═══ Recorded data

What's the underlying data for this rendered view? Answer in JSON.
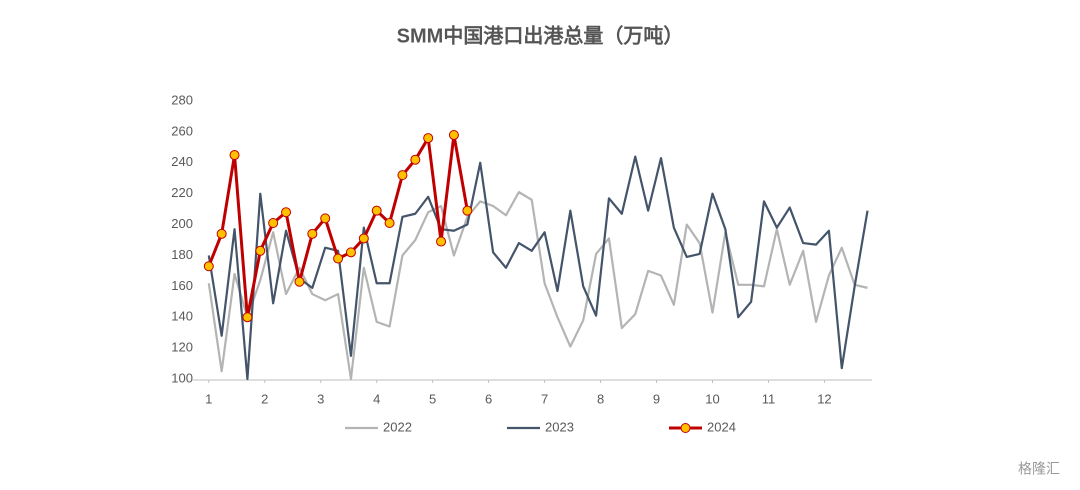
{
  "chart_data": {
    "type": "line",
    "title": "SMM中国港口出港总量（万吨）",
    "x": [
      1.0,
      1.23,
      1.46,
      1.69,
      1.92,
      2.15,
      2.38,
      2.62,
      2.85,
      3.08,
      3.31,
      3.54,
      3.77,
      4.0,
      4.23,
      4.46,
      4.69,
      4.92,
      5.15,
      5.38,
      5.62,
      5.85,
      6.08,
      6.31,
      6.54,
      6.77,
      7.0,
      7.23,
      7.46,
      7.69,
      7.92,
      8.15,
      8.38,
      8.62,
      8.85,
      9.08,
      9.31,
      9.54,
      9.77,
      10.0,
      10.23,
      10.46,
      10.69,
      10.92,
      11.15,
      11.38,
      11.62,
      11.85,
      12.08,
      12.31,
      12.54,
      12.77
    ],
    "series": [
      {
        "name": "2022",
        "color": "#b4b4b4",
        "values": [
          162,
          105,
          168,
          140,
          164,
          195,
          155,
          172,
          155,
          151,
          155,
          100,
          172,
          137,
          134,
          180,
          190,
          208,
          212,
          180,
          205,
          215,
          212,
          206,
          221,
          216,
          162,
          140,
          121,
          138,
          181,
          191,
          133,
          142,
          170,
          167,
          148,
          200,
          188,
          143,
          195,
          161,
          161,
          160,
          197,
          161,
          183,
          137,
          167,
          185,
          161,
          159
        ]
      },
      {
        "name": "2023",
        "color": "#44546a",
        "values": [
          180,
          128,
          197,
          100,
          220,
          149,
          196,
          165,
          159,
          185,
          183,
          115,
          198,
          162,
          162,
          205,
          207,
          218,
          197,
          196,
          200,
          240,
          182,
          172,
          188,
          183,
          195,
          157,
          209,
          160,
          141,
          217,
          207,
          244,
          209,
          243,
          198,
          179,
          181,
          220,
          197,
          140,
          150,
          215,
          198,
          211,
          188,
          187,
          196,
          107,
          160,
          209
        ]
      },
      {
        "name": "2024",
        "color": "#c00000",
        "marker_color": "#ffc000",
        "values": [
          173,
          194,
          245,
          140,
          183,
          201,
          208,
          163,
          194,
          204,
          178,
          182,
          191,
          209,
          201,
          232,
          242,
          256,
          189,
          258,
          209,
          null,
          null,
          null,
          null,
          null,
          null,
          null,
          null,
          null,
          null,
          null,
          null,
          null,
          null,
          null,
          null,
          null,
          null,
          null,
          null,
          null,
          null,
          null,
          null,
          null,
          null,
          null,
          null,
          null,
          null,
          null
        ]
      }
    ],
    "xlim": [
      0.7,
      12.85
    ],
    "xticks": [
      1,
      2,
      3,
      4,
      5,
      6,
      7,
      8,
      9,
      10,
      11,
      12
    ],
    "ylim": [
      100,
      280
    ],
    "yticks": [
      100,
      120,
      140,
      160,
      180,
      200,
      220,
      240,
      260,
      280
    ],
    "grid": false,
    "legend": "bottom",
    "watermark": "格隆汇"
  }
}
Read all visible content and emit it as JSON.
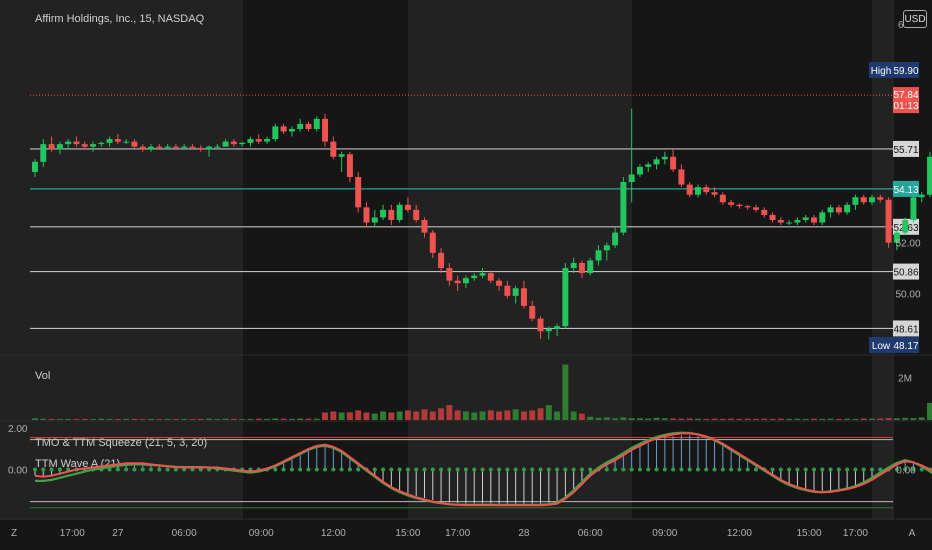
{
  "header": {
    "title": "Affirm Holdings, Inc., 15, NASDAQ",
    "cut_text": "6"
  },
  "currency_button": "USD",
  "colors": {
    "up": "#22c55e",
    "down": "#ef5350",
    "bg": "#161616",
    "shade": "#222222",
    "level": "#c0c0c0",
    "teal": "#26a69a",
    "wave_up": "#43a047",
    "wave_dn": "#ef5350"
  },
  "chart_data": [
    {
      "type": "candlestick",
      "title": "Affirm Holdings, Inc., 15, NASDAQ",
      "ylim": [
        47.6,
        61.6
      ],
      "price_ticks": [
        "52.00",
        "50.00"
      ],
      "levels": [
        {
          "value": 55.71,
          "label": "55.71",
          "color": "gray"
        },
        {
          "value": 54.13,
          "label": "54.13",
          "color": "teal"
        },
        {
          "value": 52.63,
          "label": "52.63",
          "color": "gray"
        },
        {
          "value": 50.86,
          "label": "50.86",
          "color": "gray"
        },
        {
          "value": 48.61,
          "label": "48.61",
          "color": "gray"
        }
      ],
      "high": {
        "label": "High",
        "value": "59.90"
      },
      "low": {
        "label": "Low",
        "value": "48.17"
      },
      "last_price": {
        "value": "57.84",
        "sub": "01:13"
      },
      "candles": [
        [
          54.8,
          55.3,
          54.6,
          55.2
        ],
        [
          55.2,
          56.1,
          55.0,
          55.9
        ],
        [
          55.9,
          56.2,
          55.6,
          55.7
        ],
        [
          55.7,
          56.0,
          55.5,
          55.9
        ],
        [
          55.9,
          56.1,
          55.7,
          56.0
        ],
        [
          56.0,
          56.2,
          55.8,
          55.9
        ],
        [
          55.9,
          56.0,
          55.7,
          55.8
        ],
        [
          55.8,
          56.0,
          55.6,
          55.9
        ],
        [
          55.9,
          56.0,
          55.8,
          55.95
        ],
        [
          55.95,
          56.2,
          55.8,
          56.1
        ],
        [
          56.1,
          56.3,
          55.9,
          56.0
        ],
        [
          56.0,
          56.1,
          55.9,
          56.0
        ],
        [
          56.0,
          56.1,
          55.7,
          55.8
        ],
        [
          55.8,
          55.9,
          55.6,
          55.7
        ],
        [
          55.7,
          55.9,
          55.6,
          55.8
        ],
        [
          55.8,
          55.9,
          55.7,
          55.75
        ],
        [
          55.75,
          55.9,
          55.7,
          55.8
        ],
        [
          55.8,
          55.9,
          55.7,
          55.75
        ],
        [
          55.75,
          55.9,
          55.7,
          55.8
        ],
        [
          55.8,
          55.9,
          55.7,
          55.75
        ],
        [
          55.75,
          55.85,
          55.6,
          55.7
        ],
        [
          55.7,
          55.85,
          55.4,
          55.8
        ],
        [
          55.8,
          55.9,
          55.7,
          55.8
        ],
        [
          55.8,
          56.1,
          55.8,
          56.0
        ],
        [
          56.0,
          56.1,
          55.8,
          55.9
        ],
        [
          55.9,
          56.0,
          55.8,
          55.95
        ],
        [
          55.95,
          56.2,
          55.8,
          56.1
        ],
        [
          56.1,
          56.3,
          55.9,
          56.0
        ],
        [
          56.0,
          56.2,
          55.9,
          56.1
        ],
        [
          56.1,
          56.7,
          56.0,
          56.6
        ],
        [
          56.6,
          56.7,
          56.3,
          56.4
        ],
        [
          56.4,
          56.6,
          56.2,
          56.5
        ],
        [
          56.5,
          56.9,
          56.4,
          56.7
        ],
        [
          56.7,
          56.8,
          56.4,
          56.5
        ],
        [
          56.5,
          57.0,
          56.4,
          56.9
        ],
        [
          56.9,
          57.1,
          55.8,
          56.0
        ],
        [
          56.0,
          56.2,
          55.3,
          55.4
        ],
        [
          55.4,
          55.6,
          54.8,
          55.5
        ],
        [
          55.5,
          55.6,
          54.4,
          54.6
        ],
        [
          54.6,
          54.8,
          53.2,
          53.4
        ],
        [
          53.4,
          53.6,
          52.6,
          52.8
        ],
        [
          52.8,
          53.3,
          52.6,
          53.0
        ],
        [
          53.0,
          53.5,
          52.9,
          53.3
        ],
        [
          53.3,
          53.5,
          52.7,
          52.9
        ],
        [
          52.9,
          53.6,
          52.8,
          53.5
        ],
        [
          53.5,
          53.8,
          53.2,
          53.3
        ],
        [
          53.3,
          53.5,
          52.8,
          52.9
        ],
        [
          52.9,
          53.0,
          52.2,
          52.4
        ],
        [
          52.4,
          52.5,
          51.4,
          51.6
        ],
        [
          51.6,
          51.8,
          50.8,
          51.0
        ],
        [
          51.0,
          51.2,
          50.3,
          50.5
        ],
        [
          50.5,
          50.7,
          50.1,
          50.4
        ],
        [
          50.4,
          50.7,
          50.2,
          50.6
        ],
        [
          50.6,
          50.8,
          50.5,
          50.7
        ],
        [
          50.7,
          51.0,
          50.6,
          50.8
        ],
        [
          50.8,
          50.9,
          50.4,
          50.5
        ],
        [
          50.5,
          50.6,
          50.1,
          50.3
        ],
        [
          50.3,
          50.5,
          49.8,
          49.9
        ],
        [
          49.9,
          50.3,
          49.6,
          50.2
        ],
        [
          50.2,
          50.5,
          49.4,
          49.5
        ],
        [
          49.5,
          49.7,
          48.9,
          49.0
        ],
        [
          49.0,
          49.1,
          48.2,
          48.5
        ],
        [
          48.5,
          48.7,
          48.17,
          48.6
        ],
        [
          48.6,
          48.8,
          48.3,
          48.7
        ],
        [
          48.7,
          51.2,
          48.6,
          51.0
        ],
        [
          51.0,
          51.4,
          50.8,
          51.2
        ],
        [
          51.2,
          51.3,
          50.6,
          50.8
        ],
        [
          50.8,
          51.4,
          50.7,
          51.3
        ],
        [
          51.3,
          51.9,
          51.1,
          51.7
        ],
        [
          51.7,
          52.0,
          51.3,
          51.9
        ],
        [
          51.9,
          52.6,
          51.8,
          52.4
        ],
        [
          52.4,
          54.6,
          52.3,
          54.4
        ],
        [
          54.4,
          57.3,
          53.6,
          54.7
        ],
        [
          54.7,
          55.1,
          54.6,
          55.0
        ],
        [
          55.0,
          55.2,
          54.8,
          55.1
        ],
        [
          55.1,
          55.4,
          54.9,
          55.3
        ],
        [
          55.3,
          55.6,
          55.1,
          55.4
        ],
        [
          55.4,
          55.7,
          54.8,
          54.9
        ],
        [
          54.9,
          55.1,
          54.2,
          54.3
        ],
        [
          54.3,
          54.4,
          53.8,
          53.9
        ],
        [
          53.9,
          54.3,
          53.8,
          54.2
        ],
        [
          54.2,
          54.3,
          53.9,
          54.0
        ],
        [
          54.0,
          54.2,
          53.8,
          53.9
        ],
        [
          53.9,
          54.0,
          53.5,
          53.6
        ],
        [
          53.6,
          53.7,
          53.4,
          53.5
        ],
        [
          53.5,
          53.55,
          53.35,
          53.45
        ],
        [
          53.45,
          53.5,
          53.3,
          53.4
        ],
        [
          53.4,
          53.5,
          53.2,
          53.3
        ],
        [
          53.3,
          53.4,
          53.0,
          53.1
        ],
        [
          53.1,
          53.2,
          52.8,
          52.9
        ],
        [
          52.9,
          53.0,
          52.7,
          52.8
        ],
        [
          52.8,
          52.9,
          52.7,
          52.8
        ],
        [
          52.8,
          53.0,
          52.7,
          52.9
        ],
        [
          52.9,
          53.1,
          52.8,
          53.0
        ],
        [
          53.0,
          53.1,
          52.7,
          52.8
        ],
        [
          52.8,
          53.3,
          52.7,
          53.2
        ],
        [
          53.2,
          53.5,
          53.0,
          53.4
        ],
        [
          53.4,
          53.5,
          53.1,
          53.2
        ],
        [
          53.2,
          53.6,
          53.1,
          53.5
        ],
        [
          53.5,
          53.9,
          53.3,
          53.8
        ],
        [
          53.8,
          53.9,
          53.5,
          53.6
        ],
        [
          53.6,
          53.9,
          53.5,
          53.8
        ],
        [
          53.8,
          53.9,
          53.6,
          53.7
        ],
        [
          53.7,
          53.8,
          51.8,
          52.0
        ],
        [
          52.0,
          52.5,
          51.7,
          52.4
        ],
        [
          52.4,
          53.0,
          52.3,
          52.9
        ],
        [
          52.9,
          53.9,
          52.8,
          53.8
        ],
        [
          53.8,
          54.0,
          53.6,
          53.9
        ],
        [
          53.9,
          55.6,
          53.8,
          55.4
        ],
        [
          55.4,
          56.4,
          55.3,
          56.2
        ],
        [
          56.2,
          56.5,
          56.0,
          56.4
        ],
        [
          56.4,
          59.3,
          56.3,
          58.1
        ],
        [
          58.1,
          59.9,
          57.9,
          59.0
        ],
        [
          59.0,
          59.2,
          57.6,
          57.7
        ],
        [
          57.7,
          58.7,
          57.6,
          58.6
        ],
        [
          58.6,
          58.7,
          57.7,
          57.8
        ],
        [
          57.8,
          58.4,
          57.6,
          58.2
        ],
        [
          58.2,
          58.4,
          57.7,
          57.9
        ],
        [
          57.9,
          58.3,
          57.8,
          58.1
        ],
        [
          58.1,
          58.2,
          57.8,
          57.9
        ],
        [
          57.9,
          58.0,
          55.6,
          55.8
        ],
        [
          55.8,
          56.2,
          55.6,
          56.0
        ],
        [
          56.0,
          57.2,
          55.9,
          57.0
        ],
        [
          57.0,
          57.9,
          56.8,
          57.5
        ],
        [
          57.5,
          58.0,
          57.4,
          57.84
        ]
      ]
    },
    {
      "type": "bar",
      "title": "Vol",
      "ylim": [
        0,
        3
      ],
      "y_tick": "2M",
      "values": [
        0.08,
        0.06,
        0.05,
        0.04,
        0.05,
        0.04,
        0.05,
        0.04,
        0.06,
        0.05,
        0.04,
        0.05,
        0.05,
        0.04,
        0.05,
        0.04,
        0.05,
        0.04,
        0.05,
        0.04,
        0.05,
        0.06,
        0.05,
        0.06,
        0.05,
        0.04,
        0.05,
        0.06,
        0.05,
        0.07,
        0.06,
        0.05,
        0.07,
        0.06,
        0.06,
        0.35,
        0.4,
        0.35,
        0.36,
        0.45,
        0.35,
        0.3,
        0.4,
        0.35,
        0.4,
        0.45,
        0.4,
        0.5,
        0.4,
        0.55,
        0.7,
        0.45,
        0.4,
        0.35,
        0.4,
        0.45,
        0.4,
        0.45,
        0.5,
        0.4,
        0.45,
        0.55,
        0.7,
        0.4,
        2.6,
        0.4,
        0.3,
        0.15,
        0.1,
        0.12,
        0.08,
        0.12,
        0.09,
        0.08,
        0.07,
        0.1,
        0.08,
        0.07,
        0.06,
        0.07,
        0.06,
        0.05,
        0.06,
        0.05,
        0.06,
        0.05,
        0.06,
        0.05,
        0.06,
        0.05,
        0.06,
        0.05,
        0.06,
        0.05,
        0.06,
        0.05,
        0.06,
        0.05,
        0.06,
        0.05,
        0.07,
        0.06,
        0.07,
        0.09,
        0.08,
        0.1,
        0.09,
        0.12,
        0.8,
        0.7,
        0.75,
        0.6,
        0.65,
        0.9,
        1.1,
        1.0,
        1.9,
        1.0,
        0.9,
        0.85,
        0.8,
        0.7,
        0.65,
        0.6,
        0.55
      ]
    },
    {
      "type": "line",
      "title": "TMO & TTM Squeeze (21, 5, 3, 20)",
      "subtitle": "TTM Wave A (21)",
      "y_ticks_left": [
        "2.00",
        "0.00"
      ],
      "y_tick_right": "0.00",
      "ylim": [
        -2.2,
        2.3
      ],
      "wave": [
        -0.3,
        -0.35,
        -0.3,
        -0.2,
        -0.1,
        0.0,
        0.05,
        0.1,
        0.15,
        0.2,
        0.25,
        0.3,
        0.3,
        0.3,
        0.25,
        0.2,
        0.15,
        0.12,
        0.1,
        0.1,
        0.1,
        0.1,
        0.1,
        0.05,
        0.0,
        -0.05,
        -0.1,
        -0.05,
        0.05,
        0.2,
        0.4,
        0.6,
        0.8,
        1.0,
        1.15,
        1.2,
        1.1,
        0.9,
        0.6,
        0.3,
        0.0,
        -0.3,
        -0.6,
        -0.85,
        -1.05,
        -1.2,
        -1.35,
        -1.45,
        -1.55,
        -1.62,
        -1.68,
        -1.7,
        -1.72,
        -1.72,
        -1.72,
        -1.72,
        -1.73,
        -1.73,
        -1.73,
        -1.73,
        -1.73,
        -1.73,
        -1.7,
        -1.65,
        -1.4,
        -1.1,
        -0.7,
        -0.3,
        0.0,
        0.25,
        0.45,
        0.7,
        0.95,
        1.15,
        1.35,
        1.5,
        1.62,
        1.7,
        1.75,
        1.75,
        1.7,
        1.6,
        1.45,
        1.25,
        1.0,
        0.75,
        0.5,
        0.25,
        0.0,
        -0.25,
        -0.5,
        -0.7,
        -0.85,
        -0.97,
        -1.05,
        -1.1,
        -1.08,
        -1.02,
        -0.95,
        -0.85,
        -0.7,
        -0.5,
        -0.25,
        0.0,
        0.25,
        0.4,
        0.35,
        0.2,
        0.0,
        -0.3,
        -0.5,
        -0.4,
        -0.2,
        0.1,
        0.4,
        0.7,
        1.0,
        1.2,
        1.4,
        1.5,
        1.55,
        1.55,
        1.5,
        1.45,
        1.35,
        1.25,
        1.1,
        0.9,
        0.7,
        0.55,
        0.5,
        0.5
      ],
      "wave_up": [
        -0.55,
        -0.55,
        -0.5,
        -0.4,
        -0.3,
        -0.2,
        -0.1,
        0.0,
        0.05,
        0.12,
        0.18,
        0.22,
        0.25,
        0.25,
        0.22,
        0.2,
        0.16,
        0.13,
        0.12,
        0.12,
        0.12,
        0.1,
        0.05,
        0.0,
        -0.05,
        -0.1,
        -0.15,
        -0.1,
        0.0,
        0.15,
        0.35,
        0.55,
        0.75,
        0.95,
        1.1,
        1.15,
        1.05,
        0.85,
        0.55,
        0.25,
        -0.05,
        -0.35,
        -0.65,
        -0.9,
        -1.1,
        -1.25,
        -1.38,
        -1.48,
        -1.57,
        -1.63,
        -1.68,
        -1.7,
        -1.7,
        -1.7,
        -1.7,
        -1.7,
        -1.71,
        -1.71,
        -1.71,
        -1.71,
        -1.71,
        -1.7,
        -1.68,
        -1.6,
        -1.35,
        -1.0,
        -0.6,
        -0.2,
        0.1,
        0.35,
        0.55,
        0.8,
        1.05,
        1.25,
        1.42,
        1.57,
        1.68,
        1.75,
        1.78,
        1.77,
        1.7,
        1.58,
        1.42,
        1.2,
        0.95,
        0.7,
        0.45,
        0.2,
        -0.05,
        -0.3,
        -0.55,
        -0.75,
        -0.9,
        -1.0,
        -1.08,
        -1.1,
        -1.06,
        -1.0,
        -0.92,
        -0.8,
        -0.62,
        -0.4,
        -0.15,
        0.1,
        0.32,
        0.45,
        0.35,
        0.15,
        -0.1,
        -0.35,
        -0.45,
        -0.3,
        -0.05,
        0.25,
        0.55,
        0.85,
        1.1,
        1.3,
        1.47,
        1.57,
        1.6,
        1.58,
        1.52,
        1.45,
        1.36,
        1.25,
        1.1,
        0.92,
        0.72,
        0.58,
        0.52,
        0.52
      ],
      "upper_band": 1.55,
      "lower_band": -1.55,
      "top_line": 1.45,
      "bottom_line": -1.85
    }
  ],
  "time_axis": {
    "labels": [
      {
        "text": "17:00",
        "bar": 4.5
      },
      {
        "text": "27",
        "bar": 10
      },
      {
        "text": "06:00",
        "bar": 18
      },
      {
        "text": "09:00",
        "bar": 27.3
      },
      {
        "text": "12:00",
        "bar": 36
      },
      {
        "text": "15:00",
        "bar": 45
      },
      {
        "text": "17:00",
        "bar": 51
      },
      {
        "text": "28",
        "bar": 59
      },
      {
        "text": "06:00",
        "bar": 67
      },
      {
        "text": "09:00",
        "bar": 76
      },
      {
        "text": "12:00",
        "bar": 85
      },
      {
        "text": "15:00",
        "bar": 93.4
      },
      {
        "text": "17:00",
        "bar": 99
      }
    ],
    "left_icon": "Z",
    "right_icon": "A"
  }
}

══════

**Aim of the exercise:** Report only how many lines of the listing hold the word "Holdings".

**Exercise solution:** 2